Write out the records again, exactly, leaving none out.

— begin —

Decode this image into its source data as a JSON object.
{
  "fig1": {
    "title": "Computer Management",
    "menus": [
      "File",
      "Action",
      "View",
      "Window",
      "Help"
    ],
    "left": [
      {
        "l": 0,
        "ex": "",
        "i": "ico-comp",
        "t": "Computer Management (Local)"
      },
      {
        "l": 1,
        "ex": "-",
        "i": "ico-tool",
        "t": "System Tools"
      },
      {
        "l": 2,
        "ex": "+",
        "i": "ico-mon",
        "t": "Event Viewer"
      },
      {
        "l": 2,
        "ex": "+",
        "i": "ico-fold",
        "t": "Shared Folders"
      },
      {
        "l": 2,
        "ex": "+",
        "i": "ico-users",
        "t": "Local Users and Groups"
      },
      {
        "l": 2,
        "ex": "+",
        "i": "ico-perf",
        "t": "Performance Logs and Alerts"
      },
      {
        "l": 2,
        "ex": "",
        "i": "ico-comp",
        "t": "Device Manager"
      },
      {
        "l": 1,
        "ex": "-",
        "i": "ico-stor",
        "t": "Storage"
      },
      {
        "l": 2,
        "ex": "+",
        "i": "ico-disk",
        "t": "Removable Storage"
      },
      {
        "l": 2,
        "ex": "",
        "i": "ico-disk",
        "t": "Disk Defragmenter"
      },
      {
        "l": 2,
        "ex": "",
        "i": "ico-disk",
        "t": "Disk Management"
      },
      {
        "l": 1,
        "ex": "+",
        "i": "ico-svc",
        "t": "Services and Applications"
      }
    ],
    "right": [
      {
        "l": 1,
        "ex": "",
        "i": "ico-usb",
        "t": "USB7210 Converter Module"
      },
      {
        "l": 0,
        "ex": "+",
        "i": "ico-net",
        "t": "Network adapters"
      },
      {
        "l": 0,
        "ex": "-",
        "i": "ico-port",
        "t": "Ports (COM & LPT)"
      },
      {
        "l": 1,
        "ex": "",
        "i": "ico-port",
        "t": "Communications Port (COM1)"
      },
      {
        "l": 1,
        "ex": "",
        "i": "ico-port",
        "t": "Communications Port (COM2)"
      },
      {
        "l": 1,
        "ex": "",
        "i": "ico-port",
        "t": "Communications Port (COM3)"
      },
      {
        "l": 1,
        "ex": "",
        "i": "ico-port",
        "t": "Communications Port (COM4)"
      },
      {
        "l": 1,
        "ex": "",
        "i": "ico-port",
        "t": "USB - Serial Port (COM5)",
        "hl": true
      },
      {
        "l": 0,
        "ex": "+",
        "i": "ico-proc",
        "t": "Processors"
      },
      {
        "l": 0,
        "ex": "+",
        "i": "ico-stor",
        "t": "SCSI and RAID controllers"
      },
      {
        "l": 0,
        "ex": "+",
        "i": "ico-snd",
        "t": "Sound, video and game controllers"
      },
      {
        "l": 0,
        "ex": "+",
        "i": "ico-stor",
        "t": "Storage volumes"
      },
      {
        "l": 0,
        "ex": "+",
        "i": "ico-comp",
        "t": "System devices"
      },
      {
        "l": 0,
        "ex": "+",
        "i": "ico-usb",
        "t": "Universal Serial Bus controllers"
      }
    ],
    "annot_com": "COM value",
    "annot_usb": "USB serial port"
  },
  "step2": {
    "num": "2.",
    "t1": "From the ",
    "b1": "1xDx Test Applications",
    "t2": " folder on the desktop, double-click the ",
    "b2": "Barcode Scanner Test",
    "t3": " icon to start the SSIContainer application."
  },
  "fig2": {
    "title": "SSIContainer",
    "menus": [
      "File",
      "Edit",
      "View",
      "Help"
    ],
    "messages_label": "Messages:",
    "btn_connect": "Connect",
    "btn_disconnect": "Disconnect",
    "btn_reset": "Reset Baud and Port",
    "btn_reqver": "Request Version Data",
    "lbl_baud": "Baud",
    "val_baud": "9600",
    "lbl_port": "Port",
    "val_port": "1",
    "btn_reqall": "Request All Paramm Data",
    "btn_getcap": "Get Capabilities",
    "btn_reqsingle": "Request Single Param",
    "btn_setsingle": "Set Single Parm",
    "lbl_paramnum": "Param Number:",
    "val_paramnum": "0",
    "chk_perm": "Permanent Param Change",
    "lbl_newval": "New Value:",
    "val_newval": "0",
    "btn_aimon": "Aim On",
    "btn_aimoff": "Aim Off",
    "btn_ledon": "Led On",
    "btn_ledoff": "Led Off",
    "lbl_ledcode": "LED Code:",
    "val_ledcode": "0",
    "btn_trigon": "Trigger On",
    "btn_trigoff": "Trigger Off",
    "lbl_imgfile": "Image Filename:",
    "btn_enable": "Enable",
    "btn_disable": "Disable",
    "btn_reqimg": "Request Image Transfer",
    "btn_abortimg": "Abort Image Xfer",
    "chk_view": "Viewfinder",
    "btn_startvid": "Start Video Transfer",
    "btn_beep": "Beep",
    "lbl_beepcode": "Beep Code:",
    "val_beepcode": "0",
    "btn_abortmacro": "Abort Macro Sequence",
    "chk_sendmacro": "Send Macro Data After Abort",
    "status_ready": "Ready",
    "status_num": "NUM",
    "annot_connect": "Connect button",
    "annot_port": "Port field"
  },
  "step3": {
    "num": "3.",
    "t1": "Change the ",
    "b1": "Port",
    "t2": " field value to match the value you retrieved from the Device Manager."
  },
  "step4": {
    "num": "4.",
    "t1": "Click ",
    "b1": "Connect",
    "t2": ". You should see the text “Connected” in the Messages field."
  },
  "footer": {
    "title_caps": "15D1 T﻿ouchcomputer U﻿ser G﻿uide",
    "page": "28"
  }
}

— end —

__Written response__:
Decode this image into its source data as a JSON object.
{
  "fig1": {
    "title": "Computer Management",
    "menus": [
      "File",
      "Action",
      "View",
      "Window",
      "Help"
    ],
    "left": [
      {
        "l": 0,
        "ex": "",
        "i": "ico-comp",
        "t": "Computer Management (Local)"
      },
      {
        "l": 1,
        "ex": "-",
        "i": "ico-tool",
        "t": "System Tools"
      },
      {
        "l": 2,
        "ex": "+",
        "i": "ico-mon",
        "t": "Event Viewer"
      },
      {
        "l": 2,
        "ex": "+",
        "i": "ico-fold",
        "t": "Shared Folders"
      },
      {
        "l": 2,
        "ex": "+",
        "i": "ico-users",
        "t": "Local Users and Groups"
      },
      {
        "l": 2,
        "ex": "+",
        "i": "ico-perf",
        "t": "Performance Logs and Alerts"
      },
      {
        "l": 2,
        "ex": "",
        "i": "ico-comp",
        "t": "Device Manager"
      },
      {
        "l": 1,
        "ex": "-",
        "i": "ico-stor",
        "t": "Storage"
      },
      {
        "l": 2,
        "ex": "+",
        "i": "ico-disk",
        "t": "Removable Storage"
      },
      {
        "l": 2,
        "ex": "",
        "i": "ico-disk",
        "t": "Disk Defragmenter"
      },
      {
        "l": 2,
        "ex": "",
        "i": "ico-disk",
        "t": "Disk Management"
      },
      {
        "l": 1,
        "ex": "+",
        "i": "ico-svc",
        "t": "Services and Applications"
      }
    ],
    "right": [
      {
        "l": 1,
        "ex": "",
        "i": "ico-usb",
        "t": "USB7210 Converter Module"
      },
      {
        "l": 0,
        "ex": "+",
        "i": "ico-net",
        "t": "Network adapters"
      },
      {
        "l": 0,
        "ex": "-",
        "i": "ico-port",
        "t": "Ports (COM & LPT)"
      },
      {
        "l": 1,
        "ex": "",
        "i": "ico-port",
        "t": "Communications Port (COM1)"
      },
      {
        "l": 1,
        "ex": "",
        "i": "ico-port",
        "t": "Communications Port (COM2)"
      },
      {
        "l": 1,
        "ex": "",
        "i": "ico-port",
        "t": "Communications Port (COM3)"
      },
      {
        "l": 1,
        "ex": "",
        "i": "ico-port",
        "t": "Communications Port (COM4)"
      },
      {
        "l": 1,
        "ex": "",
        "i": "ico-port",
        "t": "USB - Serial Port (COM5)",
        "hl": true
      },
      {
        "l": 0,
        "ex": "+",
        "i": "ico-proc",
        "t": "Processors"
      },
      {
        "l": 0,
        "ex": "+",
        "i": "ico-stor",
        "t": "SCSI and RAID controllers"
      },
      {
        "l": 0,
        "ex": "+",
        "i": "ico-snd",
        "t": "Sound, video and game controllers"
      },
      {
        "l": 0,
        "ex": "+",
        "i": "ico-stor",
        "t": "Storage volumes"
      },
      {
        "l": 0,
        "ex": "+",
        "i": "ico-comp",
        "t": "System devices"
      },
      {
        "l": 0,
        "ex": "+",
        "i": "ico-usb",
        "t": "Universal Serial Bus controllers"
      }
    ],
    "annot_com": "COM value",
    "annot_usb": "USB serial port"
  },
  "step2": {
    "num": "2.",
    "t1": "From the ",
    "b1": "1xDx Test Applications",
    "t2": " folder on the desktop, double-click the ",
    "b2": "Barcode Scanner Test",
    "t3": " icon to start the SSIContainer application."
  },
  "fig2": {
    "title": "SSIContainer",
    "menus": [
      "File",
      "Edit",
      "View",
      "Help"
    ],
    "messages_label": "Messages:",
    "btn_connect": "Connect",
    "btn_disconnect": "Disconnect",
    "btn_reset": "Reset Baud and Port",
    "btn_reqver": "Request Version Data",
    "lbl_baud": "Baud",
    "val_baud": "9600",
    "lbl_port": "Port",
    "val_port": "1",
    "btn_reqall": "Request All Paramm Data",
    "btn_getcap": "Get Capabilities",
    "btn_reqsingle": "Request Single Param",
    "btn_setsingle": "Set Single Parm",
    "lbl_paramnum": "Param Number:",
    "val_paramnum": "0",
    "chk_perm": "Permanent Param Change",
    "lbl_newval": "New Value:",
    "val_newval": "0",
    "btn_aimon": "Aim On",
    "btn_aimoff": "Aim Off",
    "btn_ledon": "Led On",
    "btn_ledoff": "Led Off",
    "lbl_ledcode": "LED Code:",
    "val_ledcode": "0",
    "btn_trigon": "Trigger On",
    "btn_trigoff": "Trigger Off",
    "lbl_imgfile": "Image Filename:",
    "btn_enable": "Enable",
    "btn_disable": "Disable",
    "btn_reqimg": "Request Image Transfer",
    "btn_abortimg": "Abort Image Xfer",
    "chk_view": "Viewfinder",
    "btn_startvid": "Start Video Transfer",
    "btn_beep": "Beep",
    "lbl_beepcode": "Beep Code:",
    "val_beepcode": "0",
    "btn_abortmacro": "Abort Macro Sequence",
    "chk_sendmacro": "Send Macro Data After Abort",
    "status_ready": "Ready",
    "status_num": "NUM",
    "annot_connect": "Connect button",
    "annot_port": "Port field"
  },
  "step3": {
    "num": "3.",
    "t1": "Change the ",
    "b1": "Port",
    "t2": " field value to match the value you retrieved from the Device Manager."
  },
  "step4": {
    "num": "4.",
    "t1": "Click ",
    "b1": "Connect",
    "t2": ". You should see the text “Connected” in the Messages field."
  },
  "footer": {
    "title_caps": "15D1 T﻿ouchcomputer U﻿ser G﻿uide",
    "page": "28"
  }
}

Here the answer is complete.